• _Objective_
Restate the whole listing word for word. Pictures are left out.

* Start Dataset *

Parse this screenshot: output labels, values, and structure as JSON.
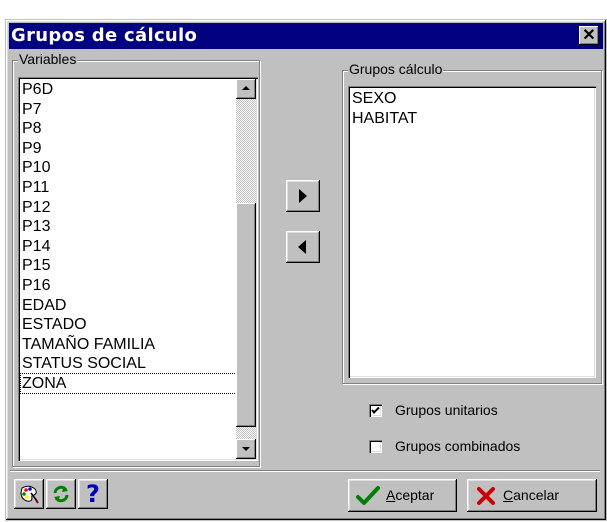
{
  "window": {
    "title": "Grupos de cálculo",
    "close_glyph": "✕"
  },
  "variables": {
    "legend": "Variables",
    "items": [
      "P6D",
      "P7",
      "P8",
      "P9",
      "P10",
      "P11",
      "P12",
      "P13",
      "P14",
      "P15",
      "P16",
      "EDAD",
      "ESTADO",
      "TAMAÑO FAMILIA",
      "STATUS SOCIAL",
      "ZONA"
    ],
    "focused_item": "ZONA",
    "scroll_position": 0.9
  },
  "grupos": {
    "legend": "Grupos cálculo",
    "items": [
      "SEXO",
      "HABITAT"
    ]
  },
  "transfer": {
    "add_icon": "arrow-right-icon",
    "remove_icon": "arrow-left-icon"
  },
  "options": {
    "unitarios": {
      "label": "Grupos unitarios",
      "checked": true
    },
    "combinados": {
      "label": "Grupos combinados",
      "checked": false
    }
  },
  "toolbar": {
    "icons": [
      "palette-icon",
      "refresh-icon",
      "help-icon"
    ],
    "help_glyph": "?"
  },
  "buttons": {
    "aceptar": {
      "label_first": "A",
      "label_rest": "ceptar",
      "icon": "checkmark-icon",
      "icon_color": "#008000"
    },
    "cancelar": {
      "label_first": "C",
      "label_rest": "ancelar",
      "icon": "x-icon",
      "icon_color": "#cc0000"
    }
  },
  "colors": {
    "title_bar": "#000080",
    "face": "#c0c0c0"
  }
}
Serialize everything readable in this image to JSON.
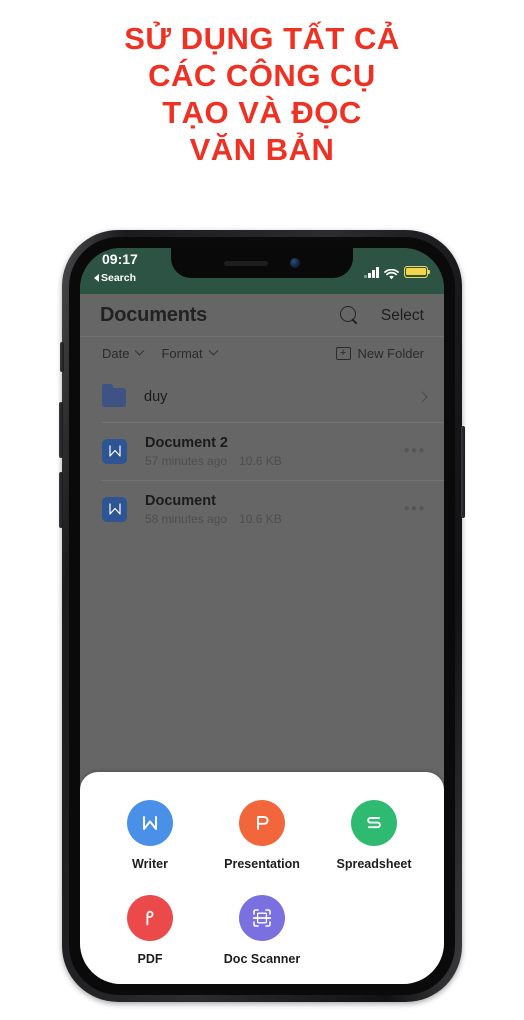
{
  "promo": {
    "color": "#ef3124",
    "lines": [
      "SỬ DỤNG TẤT CẢ",
      "CÁC CÔNG CỤ",
      "TẠO VÀ ĐỌC",
      "VĂN BẢN"
    ]
  },
  "statusbar": {
    "time": "09:17",
    "back_label": "Search",
    "background": "#2c5344",
    "battery_color": "#f3d54a",
    "signal_icon": "cellular-bars-icon",
    "wifi_icon": "wifi-icon",
    "battery_icon": "battery-icon"
  },
  "nav": {
    "title": "Documents",
    "search_icon": "search-icon",
    "select_label": "Select"
  },
  "filterbar": {
    "filters": [
      {
        "label": "Date",
        "icon": "chevron-down-icon"
      },
      {
        "label": "Format",
        "icon": "chevron-down-icon"
      }
    ],
    "new_folder_label": "New Folder",
    "new_folder_icon": "folder-plus-icon"
  },
  "files": [
    {
      "name": "duy",
      "type": "folder",
      "icon": "folder-icon",
      "modified": "",
      "size": "",
      "accessory": "chevron-right-icon"
    },
    {
      "name": "Document 2",
      "type": "document",
      "icon": "writer-doc-icon",
      "modified": "57 minutes ago",
      "size": "10.6 KB",
      "accessory": "more-options-icon"
    },
    {
      "name": "Document",
      "type": "document",
      "icon": "writer-doc-icon",
      "modified": "58 minutes ago",
      "size": "10.6 KB",
      "accessory": "more-options-icon"
    }
  ],
  "sheet": {
    "tools": [
      {
        "label": "Writer",
        "icon": "writer-icon",
        "color": "#4a90e8"
      },
      {
        "label": "Presentation",
        "icon": "presentation-icon",
        "color": "#f2663c"
      },
      {
        "label": "Spreadsheet",
        "icon": "spreadsheet-icon",
        "color": "#2fba72"
      },
      {
        "label": "PDF",
        "icon": "pdf-icon",
        "color": "#ec4a4a"
      },
      {
        "label": "Doc Scanner",
        "icon": "doc-scanner-icon",
        "color": "#7b70e0"
      }
    ]
  }
}
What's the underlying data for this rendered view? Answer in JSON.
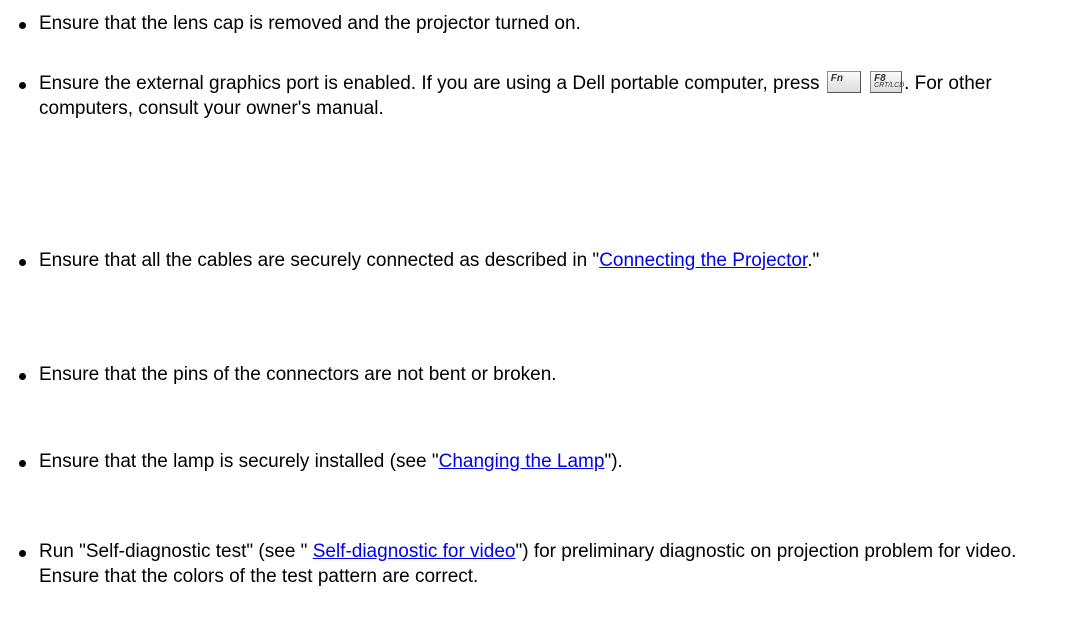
{
  "items": [
    {
      "text": "Ensure that the lens cap is removed and the projector turned on."
    },
    {
      "text_before": "Ensure the external graphics port is enabled. If you are using a Dell portable computer, press ",
      "key1": "Fn",
      "key2_top": "F8",
      "key2_bottom": "CRT/LCD",
      "text_after": ". For other computers, consult your owner's manual."
    },
    {
      "text_before": "Ensure that all the cables are securely connected as described in \"",
      "link": "Connecting the Projector",
      "text_after": ".\""
    },
    {
      "text": "Ensure that the pins of the connectors are not bent or broken."
    },
    {
      "text_before": "Ensure that the lamp is securely installed (see \"",
      "link": "Changing the Lamp",
      "text_after": "\")."
    },
    {
      "text_before": "Run \"Self-diagnostic test\" (see \" ",
      "link": "Self-diagnostic for video",
      "text_after": "\") for preliminary diagnostic on projection problem for video. Ensure that the colors of the test pattern are correct."
    }
  ]
}
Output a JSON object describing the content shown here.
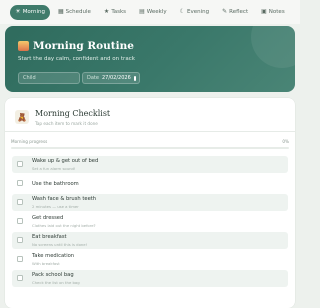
{
  "nav": {
    "tabs": [
      {
        "icon": "☀",
        "icon_name": "sun-icon",
        "label": "Morning",
        "active": true
      },
      {
        "icon": "▦",
        "icon_name": "calendar-icon",
        "label": "Schedule",
        "active": false
      },
      {
        "icon": "★",
        "icon_name": "star-icon",
        "label": "Tasks",
        "active": false
      },
      {
        "icon": "▤",
        "icon_name": "week-icon",
        "label": "Weekly",
        "active": false
      },
      {
        "icon": "☾",
        "icon_name": "moon-icon",
        "label": "Evening",
        "active": false
      },
      {
        "icon": "✎",
        "icon_name": "reflect-icon",
        "label": "Reflect",
        "active": false
      },
      {
        "icon": "▣",
        "icon_name": "notes-icon",
        "label": "Notes",
        "active": false
      }
    ]
  },
  "hero": {
    "title": "Morning Routine",
    "subtitle": "Start the day calm, confident and on track",
    "child_label": "Child",
    "child_value": "",
    "date_label": "Date",
    "date_value": "27/02/2026"
  },
  "checklist": {
    "title": "Morning Checklist",
    "subtitle": "Tap each item to mark it done",
    "progress_label": "Morning progress",
    "progress_text": "0%",
    "progress_value": 0,
    "tasks": [
      {
        "title": "Wake up & get out of bed",
        "subtitle": "Set a fun alarm sound!"
      },
      {
        "title": "Use the bathroom",
        "subtitle": ""
      },
      {
        "title": "Wash face & brush teeth",
        "subtitle": "2 minutes — use a timer"
      },
      {
        "title": "Get dressed",
        "subtitle": "Clothes laid out the night before?"
      },
      {
        "title": "Eat breakfast",
        "subtitle": "No screens until this is done!"
      },
      {
        "title": "Take medication",
        "subtitle": "With breakfast"
      },
      {
        "title": "Pack school bag",
        "subtitle": "Check the list on the bag"
      }
    ]
  },
  "colors": {
    "accent": "#3f7b6b",
    "hero_dark": "#2f6b5d",
    "background": "#edf1ed"
  }
}
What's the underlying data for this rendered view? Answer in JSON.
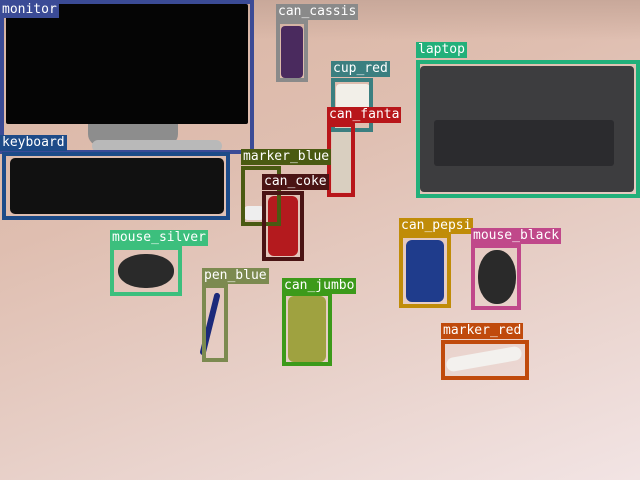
{
  "detections": [
    {
      "label": "monitor",
      "color": "#3b4b96"
    },
    {
      "label": "can_cassis",
      "color": "#8a8a8a"
    },
    {
      "label": "cup_red",
      "color": "#3b7f80"
    },
    {
      "label": "laptop",
      "color": "#22b07a"
    },
    {
      "label": "can_fanta",
      "color": "#b8161a"
    },
    {
      "label": "keyboard",
      "color": "#1d4b88"
    },
    {
      "label": "marker_blue",
      "color": "#4a5a12"
    },
    {
      "label": "can_coke",
      "color": "#4a1414"
    },
    {
      "label": "mouse_silver",
      "color": "#3cbf7d"
    },
    {
      "label": "can_pepsi",
      "color": "#c08c08"
    },
    {
      "label": "mouse_black",
      "color": "#c0488a"
    },
    {
      "label": "pen_blue",
      "color": "#7c8a50"
    },
    {
      "label": "can_jumbo",
      "color": "#3c9a1a"
    },
    {
      "label": "marker_red",
      "color": "#c04a0c"
    }
  ]
}
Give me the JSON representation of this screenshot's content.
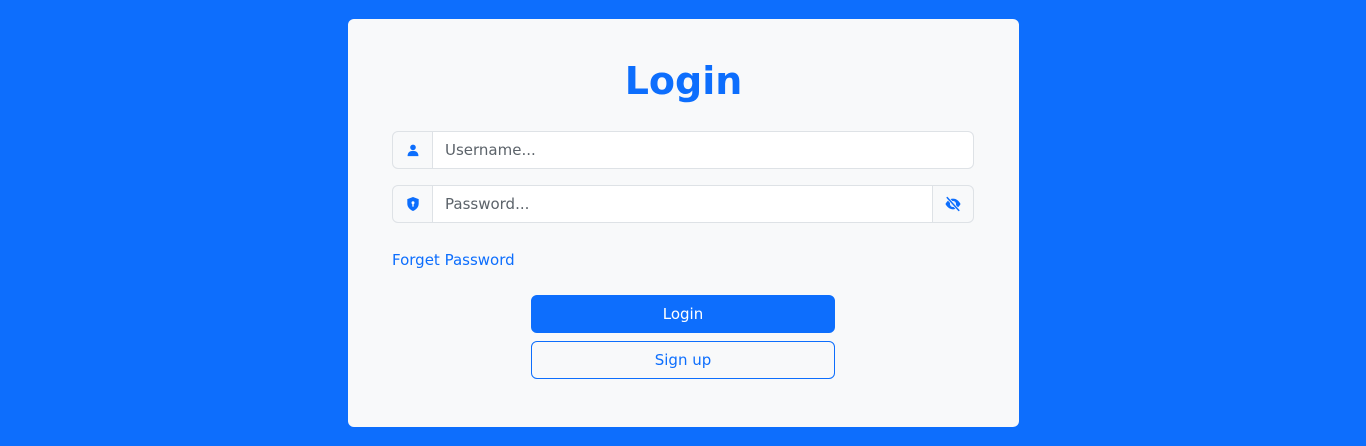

* End Dataset *

• _Exercise response_
Parse this screenshot: output labels, values, and structure as JSON.
{
  "window": {
    "title": "Grupos de cálculo",
    "close_glyph": "✕"
  },
  "variables": {
    "legend": "Variables",
    "items": [
      "P6D",
      "P7",
      "P8",
      "P9",
      "P10",
      "P11",
      "P12",
      "P13",
      "P14",
      "P15",
      "P16",
      "EDAD",
      "ESTADO",
      "TAMAÑO FAMILIA",
      "STATUS SOCIAL",
      "ZONA"
    ],
    "focused_item": "ZONA",
    "scroll_position": 0.9
  },
  "grupos": {
    "legend": "Grupos cálculo",
    "items": [
      "SEXO",
      "HABITAT"
    ]
  },
  "transfer": {
    "add_icon": "arrow-right-icon",
    "remove_icon": "arrow-left-icon"
  },
  "options": {
    "unitarios": {
      "label": "Grupos unitarios",
      "checked": true
    },
    "combinados": {
      "label": "Grupos combinados",
      "checked": false
    }
  },
  "toolbar": {
    "icons": [
      "palette-icon",
      "refresh-icon",
      "help-icon"
    ],
    "help_glyph": "?"
  },
  "buttons": {
    "aceptar": {
      "label_first": "A",
      "label_rest": "ceptar",
      "icon": "checkmark-icon",
      "icon_color": "#008000"
    },
    "cancelar": {
      "label_first": "C",
      "label_rest": "ancelar",
      "icon": "x-icon",
      "icon_color": "#cc0000"
    }
  },
  "colors": {
    "title_bar": "#000080",
    "face": "#c0c0c0"
  }
}
Serialize everything readable in this image to JSON.
{
  "promo": {
    "color": "#ef3124",
    "lines": [
      "SỬ DỤNG TẤT CẢ",
      "CÁC CÔNG CỤ",
      "TẠO VÀ ĐỌC",
      "VĂN BẢN"
    ]
  },
  "statusbar": {
    "time": "09:17",
    "back_label": "Search",
    "background": "#2c5344",
    "battery_color": "#f3d54a",
    "signal_icon": "cellular-bars-icon",
    "wifi_icon": "wifi-icon",
    "battery_icon": "battery-icon"
  },
  "nav": {
    "title": "Documents",
    "search_icon": "search-icon",
    "select_label": "Select"
  },
  "filterbar": {
    "filters": [
      {
        "label": "Date",
        "icon": "chevron-down-icon"
      },
      {
        "label": "Format",
        "icon": "chevron-down-icon"
      }
    ],
    "new_folder_label": "New Folder",
    "new_folder_icon": "folder-plus-icon"
  },
  "files": [
    {
      "name": "duy",
      "type": "folder",
      "icon": "folder-icon",
      "modified": "",
      "size": "",
      "accessory": "chevron-right-icon"
    },
    {
      "name": "Document 2",
      "type": "document",
      "icon": "writer-doc-icon",
      "modified": "57 minutes ago",
      "size": "10.6 KB",
      "accessory": "more-options-icon"
    },
    {
      "name": "Document",
      "type": "document",
      "icon": "writer-doc-icon",
      "modified": "58 minutes ago",
      "size": "10.6 KB",
      "accessory": "more-options-icon"
    }
  ],
  "sheet": {
    "tools": [
      {
        "label": "Writer",
        "icon": "writer-icon",
        "color": "#4a90e8"
      },
      {
        "label": "Presentation",
        "icon": "presentation-icon",
        "color": "#f2663c"
      },
      {
        "label": "Spreadsheet",
        "icon": "spreadsheet-icon",
        "color": "#2fba72"
      },
      {
        "label": "PDF",
        "icon": "pdf-icon",
        "color": "#ec4a4a"
      },
      {
        "label": "Doc Scanner",
        "icon": "doc-scanner-icon",
        "color": "#7b70e0"
      }
    ]
  }
}
What's the underlying data for this rendered view? Answer in JSON.
{
  "items": [
    {
      "text": "Ensure that the lens cap is removed and the projector turned on."
    },
    {
      "text_before": "Ensure the external graphics port is enabled. If you are using a Dell portable computer, press ",
      "key1": "Fn",
      "key2_top": "F8",
      "key2_bottom": "CRT/LCD",
      "text_after": ". For other computers, consult your owner's manual."
    },
    {
      "text_before": "Ensure that all the cables are securely connected as described in \"",
      "link": "Connecting the Projector",
      "text_after": ".\""
    },
    {
      "text": "Ensure that the pins of the connectors are not bent or broken."
    },
    {
      "text_before": "Ensure that the lamp is securely installed (see \"",
      "link": "Changing the Lamp",
      "text_after": "\")."
    },
    {
      "text_before": "Run \"Self-diagnostic test\" (see \" ",
      "link": "Self-diagnostic for video",
      "text_after": "\") for preliminary diagnostic on projection problem for video. Ensure that the colors of the test pattern are correct."
    }
  ]
}
Output a JSON object describing the content shown here.
{
  "nav": {
    "tabs": [
      {
        "icon": "☀",
        "icon_name": "sun-icon",
        "label": "Morning",
        "active": true
      },
      {
        "icon": "▦",
        "icon_name": "calendar-icon",
        "label": "Schedule",
        "active": false
      },
      {
        "icon": "★",
        "icon_name": "star-icon",
        "label": "Tasks",
        "active": false
      },
      {
        "icon": "▤",
        "icon_name": "week-icon",
        "label": "Weekly",
        "active": false
      },
      {
        "icon": "☾",
        "icon_name": "moon-icon",
        "label": "Evening",
        "active": false
      },
      {
        "icon": "✎",
        "icon_name": "reflect-icon",
        "label": "Reflect",
        "active": false
      },
      {
        "icon": "▣",
        "icon_name": "notes-icon",
        "label": "Notes",
        "active": false
      }
    ]
  },
  "hero": {
    "title": "Morning Routine",
    "subtitle": "Start the day calm, confident and on track",
    "child_label": "Child",
    "child_value": "",
    "date_label": "Date",
    "date_value": "27/02/2026"
  },
  "checklist": {
    "title": "Morning Checklist",
    "subtitle": "Tap each item to mark it done",
    "progress_label": "Morning progress",
    "progress_text": "0%",
    "progress_value": 0,
    "tasks": [
      {
        "title": "Wake up & get out of bed",
        "subtitle": "Set a fun alarm sound!"
      },
      {
        "title": "Use the bathroom",
        "subtitle": ""
      },
      {
        "title": "Wash face & brush teeth",
        "subtitle": "2 minutes — use a timer"
      },
      {
        "title": "Get dressed",
        "subtitle": "Clothes laid out the night before?"
      },
      {
        "title": "Eat breakfast",
        "subtitle": "No screens until this is done!"
      },
      {
        "title": "Take medication",
        "subtitle": "With breakfast"
      },
      {
        "title": "Pack school bag",
        "subtitle": "Check the list on the bag"
      }
    ]
  },
  "colors": {
    "accent": "#3f7b6b",
    "hero_dark": "#2f6b5d",
    "background": "#edf1ed"
  }
}
What's the underlying data for this rendered view? Answer in JSON.
{
  "detections": [
    {
      "label": "monitor",
      "color": "#3b4b96"
    },
    {
      "label": "can_cassis",
      "color": "#8a8a8a"
    },
    {
      "label": "cup_red",
      "color": "#3b7f80"
    },
    {
      "label": "laptop",
      "color": "#22b07a"
    },
    {
      "label": "can_fanta",
      "color": "#b8161a"
    },
    {
      "label": "keyboard",
      "color": "#1d4b88"
    },
    {
      "label": "marker_blue",
      "color": "#4a5a12"
    },
    {
      "label": "can_coke",
      "color": "#4a1414"
    },
    {
      "label": "mouse_silver",
      "color": "#3cbf7d"
    },
    {
      "label": "can_pepsi",
      "color": "#c08c08"
    },
    {
      "label": "mouse_black",
      "color": "#c0488a"
    },
    {
      "label": "pen_blue",
      "color": "#7c8a50"
    },
    {
      "label": "can_jumbo",
      "color": "#3c9a1a"
    },
    {
      "label": "marker_red",
      "color": "#c04a0c"
    }
  ]
}
Give me the JSON representation of this screenshot's content.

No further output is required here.